** Exercise task **
Print all of the data exactly.

A block of data
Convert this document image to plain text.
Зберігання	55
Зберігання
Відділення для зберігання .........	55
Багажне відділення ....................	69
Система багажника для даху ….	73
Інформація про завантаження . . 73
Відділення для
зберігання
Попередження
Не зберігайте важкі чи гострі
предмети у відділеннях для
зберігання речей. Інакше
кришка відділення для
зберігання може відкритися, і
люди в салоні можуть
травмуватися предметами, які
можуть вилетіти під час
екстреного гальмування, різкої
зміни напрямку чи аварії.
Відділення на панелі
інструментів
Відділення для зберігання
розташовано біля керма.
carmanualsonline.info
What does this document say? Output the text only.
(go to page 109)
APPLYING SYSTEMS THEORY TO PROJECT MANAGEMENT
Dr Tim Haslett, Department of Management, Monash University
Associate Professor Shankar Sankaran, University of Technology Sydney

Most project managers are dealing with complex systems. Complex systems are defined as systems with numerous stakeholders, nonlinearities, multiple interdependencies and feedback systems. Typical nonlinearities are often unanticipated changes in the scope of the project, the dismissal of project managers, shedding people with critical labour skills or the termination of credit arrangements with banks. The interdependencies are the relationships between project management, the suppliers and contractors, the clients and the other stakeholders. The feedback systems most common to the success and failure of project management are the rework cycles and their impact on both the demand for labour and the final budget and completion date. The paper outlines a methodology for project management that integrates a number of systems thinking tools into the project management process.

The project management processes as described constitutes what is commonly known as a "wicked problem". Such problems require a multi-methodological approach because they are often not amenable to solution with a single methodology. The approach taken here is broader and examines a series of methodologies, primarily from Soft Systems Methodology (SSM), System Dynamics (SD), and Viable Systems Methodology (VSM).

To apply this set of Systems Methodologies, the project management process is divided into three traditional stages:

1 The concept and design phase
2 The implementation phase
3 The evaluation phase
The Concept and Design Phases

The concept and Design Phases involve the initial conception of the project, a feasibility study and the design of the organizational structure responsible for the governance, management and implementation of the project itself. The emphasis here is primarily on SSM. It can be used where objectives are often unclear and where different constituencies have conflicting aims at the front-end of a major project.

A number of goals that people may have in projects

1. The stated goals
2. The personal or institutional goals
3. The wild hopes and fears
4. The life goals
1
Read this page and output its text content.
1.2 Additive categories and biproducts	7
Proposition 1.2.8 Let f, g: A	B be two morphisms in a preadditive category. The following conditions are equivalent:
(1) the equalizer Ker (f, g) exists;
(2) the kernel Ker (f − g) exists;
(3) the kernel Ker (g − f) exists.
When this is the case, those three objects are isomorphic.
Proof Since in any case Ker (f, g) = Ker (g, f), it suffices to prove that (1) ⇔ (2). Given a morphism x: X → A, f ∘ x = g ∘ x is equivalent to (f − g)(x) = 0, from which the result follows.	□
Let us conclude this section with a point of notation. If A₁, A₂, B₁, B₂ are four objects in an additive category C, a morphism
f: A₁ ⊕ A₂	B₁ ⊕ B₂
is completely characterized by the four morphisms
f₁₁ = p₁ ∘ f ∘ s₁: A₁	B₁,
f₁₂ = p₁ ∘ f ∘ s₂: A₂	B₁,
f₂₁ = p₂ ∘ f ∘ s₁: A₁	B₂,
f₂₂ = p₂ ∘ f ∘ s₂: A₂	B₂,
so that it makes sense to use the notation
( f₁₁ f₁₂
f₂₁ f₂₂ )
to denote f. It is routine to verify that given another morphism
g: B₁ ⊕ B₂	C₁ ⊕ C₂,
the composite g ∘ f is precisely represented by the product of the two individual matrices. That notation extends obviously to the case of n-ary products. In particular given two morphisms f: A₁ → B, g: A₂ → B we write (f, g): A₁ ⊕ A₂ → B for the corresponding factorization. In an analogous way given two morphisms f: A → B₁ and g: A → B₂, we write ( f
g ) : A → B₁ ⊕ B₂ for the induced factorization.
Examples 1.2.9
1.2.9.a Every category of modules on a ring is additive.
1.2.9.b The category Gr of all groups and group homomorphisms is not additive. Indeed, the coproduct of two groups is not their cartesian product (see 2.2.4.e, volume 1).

** Solution for this task **
Convert this document image to plain text.
Зберігання	55
Зберігання
Відділення для зберігання .........	55
Багажне відділення ....................	69
Система багажника для даху ….	73
Інформація про завантаження . . 73
Відділення для
зберігання
Попередження
Не зберігайте важкі чи гострі
предмети у відділеннях для
зберігання речей. Інакше
кришка відділення для
зберігання може відкритися, і
люди в салоні можуть
травмуватися предметами, які
можуть вилетіти під час
екстреного гальмування, різкої
зміни напрямку чи аварії.
Відділення на панелі
інструментів
Відділення для зберігання
розташовано біля керма.
carmanualsonline.info
What does this document say? Output the text only.
(go to page 109)
APPLYING SYSTEMS THEORY TO PROJECT MANAGEMENT
Dr Tim Haslett, Department of Management, Monash University
Associate Professor Shankar Sankaran, University of Technology Sydney

Most project managers are dealing with complex systems. Complex systems are defined as systems with numerous stakeholders, nonlinearities, multiple interdependencies and feedback systems. Typical nonlinearities are often unanticipated changes in the scope of the project, the dismissal of project managers, shedding people with critical labour skills or the termination of credit arrangements with banks. The interdependencies are the relationships between project management, the suppliers and contractors, the clients and the other stakeholders. The feedback systems most common to the success and failure of project management are the rework cycles and their impact on both the demand for labour and the final budget and completion date. The paper outlines a methodology for project management that integrates a number of systems thinking tools into the project management process.

The project management processes as described constitutes what is commonly known as a "wicked problem". Such problems require a multi-methodological approach because they are often not amenable to solution with a single methodology. The approach taken here is broader and examines a series of methodologies, primarily from Soft Systems Methodology (SSM), System Dynamics (SD), and Viable Systems Methodology (VSM).

To apply this set of Systems Methodologies, the project management process is divided into three traditional stages:

1 The concept and design phase
2 The implementation phase
3 The evaluation phase
The Concept and Design Phases

The concept and Design Phases involve the initial conception of the project, a feasibility study and the design of the organizational structure responsible for the governance, management and implementation of the project itself. The emphasis here is primarily on SSM. It can be used where objectives are often unclear and where different constituencies have conflicting aims at the front-end of a major project.

A number of goals that people may have in projects

1. The stated goals
2. The personal or institutional goals
3. The wild hopes and fears
4. The life goals
1
Read this page and output its text content.
1.2 Additive categories and biproducts	7
Proposition 1.2.8 Let f, g: A	B be two morphisms in a preadditive category. The following conditions are equivalent:
(1) the equalizer Ker (f, g) exists;
(2) the kernel Ker (f − g) exists;
(3) the kernel Ker (g − f) exists.
When this is the case, those three objects are isomorphic.
Proof Since in any case Ker (f, g) = Ker (g, f), it suffices to prove that (1) ⇔ (2). Given a morphism x: X → A, f ∘ x = g ∘ x is equivalent to (f − g)(x) = 0, from which the result follows.	□
Let us conclude this section with a point of notation. If A₁, A₂, B₁, B₂ are four objects in an additive category C, a morphism
f: A₁ ⊕ A₂	B₁ ⊕ B₂
is completely characterized by the four morphisms
f₁₁ = p₁ ∘ f ∘ s₁: A₁	B₁,
f₁₂ = p₁ ∘ f ∘ s₂: A₂	B₁,
f₂₁ = p₂ ∘ f ∘ s₁: A₁	B₂,
f₂₂ = p₂ ∘ f ∘ s₂: A₂	B₂,
so that it makes sense to use the notation
( f₁₁ f₁₂
f₂₁ f₂₂ )
to denote f. It is routine to verify that given another morphism
g: B₁ ⊕ B₂	C₁ ⊕ C₂,
the composite g ∘ f is precisely represented by the product of the two individual matrices. That notation extends obviously to the case of n-ary products. In particular given two morphisms f: A₁ → B, g: A₂ → B we write (f, g): A₁ ⊕ A₂ → B for the corresponding factorization. In an analogous way given two morphisms f: A → B₁ and g: A → B₂, we write ( f
g ) : A → B₁ ⊕ B₂ for the induced factorization.
Examples 1.2.9
1.2.9.a Every category of modules on a ring is additive.
1.2.9.b The category Gr of all groups and group homomorphisms is not additive. Indeed, the coproduct of two groups is not their cartesian product (see 2.2.4.e, volume 1).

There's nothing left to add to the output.